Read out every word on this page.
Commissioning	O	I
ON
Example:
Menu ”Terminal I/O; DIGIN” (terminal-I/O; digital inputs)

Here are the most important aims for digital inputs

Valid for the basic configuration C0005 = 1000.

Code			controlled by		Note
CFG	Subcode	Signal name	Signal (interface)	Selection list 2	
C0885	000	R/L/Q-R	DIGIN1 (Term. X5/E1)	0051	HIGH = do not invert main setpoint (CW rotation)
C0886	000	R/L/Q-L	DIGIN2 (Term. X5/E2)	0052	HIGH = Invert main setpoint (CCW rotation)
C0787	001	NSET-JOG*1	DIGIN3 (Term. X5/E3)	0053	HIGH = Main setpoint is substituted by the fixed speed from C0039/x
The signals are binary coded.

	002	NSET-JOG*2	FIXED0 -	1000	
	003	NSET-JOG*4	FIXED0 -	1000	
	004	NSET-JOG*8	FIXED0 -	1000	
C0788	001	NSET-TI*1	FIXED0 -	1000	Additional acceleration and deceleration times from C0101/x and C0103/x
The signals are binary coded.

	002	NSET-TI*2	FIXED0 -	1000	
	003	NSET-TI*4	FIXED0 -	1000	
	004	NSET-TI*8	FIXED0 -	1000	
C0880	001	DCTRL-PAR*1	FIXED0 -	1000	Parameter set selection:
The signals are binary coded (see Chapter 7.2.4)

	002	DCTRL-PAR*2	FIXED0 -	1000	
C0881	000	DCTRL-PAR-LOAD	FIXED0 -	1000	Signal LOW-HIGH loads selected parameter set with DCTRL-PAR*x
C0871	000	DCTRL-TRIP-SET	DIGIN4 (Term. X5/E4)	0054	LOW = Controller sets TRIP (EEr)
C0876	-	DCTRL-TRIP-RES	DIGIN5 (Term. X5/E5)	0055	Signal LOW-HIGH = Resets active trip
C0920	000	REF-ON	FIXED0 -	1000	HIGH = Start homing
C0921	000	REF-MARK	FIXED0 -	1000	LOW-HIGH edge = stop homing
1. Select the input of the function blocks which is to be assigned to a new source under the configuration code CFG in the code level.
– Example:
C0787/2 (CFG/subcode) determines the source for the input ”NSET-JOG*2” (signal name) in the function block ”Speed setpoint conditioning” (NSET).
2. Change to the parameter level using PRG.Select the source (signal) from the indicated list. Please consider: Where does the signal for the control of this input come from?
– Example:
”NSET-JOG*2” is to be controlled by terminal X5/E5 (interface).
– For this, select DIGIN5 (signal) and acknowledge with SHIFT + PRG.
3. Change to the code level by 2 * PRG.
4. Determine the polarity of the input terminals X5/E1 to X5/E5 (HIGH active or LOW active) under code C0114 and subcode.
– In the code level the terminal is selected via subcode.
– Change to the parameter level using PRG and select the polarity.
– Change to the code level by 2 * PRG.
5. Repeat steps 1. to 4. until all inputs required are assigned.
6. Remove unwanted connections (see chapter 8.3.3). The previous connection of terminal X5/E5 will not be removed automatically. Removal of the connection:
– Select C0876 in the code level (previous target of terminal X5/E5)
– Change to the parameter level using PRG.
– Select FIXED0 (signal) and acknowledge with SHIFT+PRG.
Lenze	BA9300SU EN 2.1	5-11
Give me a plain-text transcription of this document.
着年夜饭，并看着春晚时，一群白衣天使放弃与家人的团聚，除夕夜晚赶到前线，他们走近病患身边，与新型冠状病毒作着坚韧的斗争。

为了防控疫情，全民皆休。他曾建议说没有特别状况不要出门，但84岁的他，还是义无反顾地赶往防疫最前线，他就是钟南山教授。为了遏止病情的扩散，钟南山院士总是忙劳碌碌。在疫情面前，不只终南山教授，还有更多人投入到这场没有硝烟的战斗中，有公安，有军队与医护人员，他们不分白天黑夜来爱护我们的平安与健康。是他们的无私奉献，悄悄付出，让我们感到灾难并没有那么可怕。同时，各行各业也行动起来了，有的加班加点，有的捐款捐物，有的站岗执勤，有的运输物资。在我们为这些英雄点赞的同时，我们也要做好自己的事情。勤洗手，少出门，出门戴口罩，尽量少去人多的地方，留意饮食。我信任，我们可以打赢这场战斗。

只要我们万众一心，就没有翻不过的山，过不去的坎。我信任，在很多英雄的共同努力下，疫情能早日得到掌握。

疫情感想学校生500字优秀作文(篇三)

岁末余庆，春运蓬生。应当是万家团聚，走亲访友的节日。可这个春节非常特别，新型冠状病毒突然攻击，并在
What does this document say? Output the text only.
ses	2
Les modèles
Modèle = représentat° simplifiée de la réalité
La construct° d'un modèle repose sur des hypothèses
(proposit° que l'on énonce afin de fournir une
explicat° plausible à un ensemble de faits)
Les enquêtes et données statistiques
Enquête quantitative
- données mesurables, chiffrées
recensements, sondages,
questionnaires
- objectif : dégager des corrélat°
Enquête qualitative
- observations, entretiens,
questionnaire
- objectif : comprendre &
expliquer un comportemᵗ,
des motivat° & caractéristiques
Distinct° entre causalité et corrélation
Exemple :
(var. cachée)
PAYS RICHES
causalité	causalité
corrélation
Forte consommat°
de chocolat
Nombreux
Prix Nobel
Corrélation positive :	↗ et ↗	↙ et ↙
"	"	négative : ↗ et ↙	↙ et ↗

**GIVEN TASK**
Give the number of lines that hold the word "digital" in these records, with nothing added.

**ANSWER TO THE PROBLEM**
2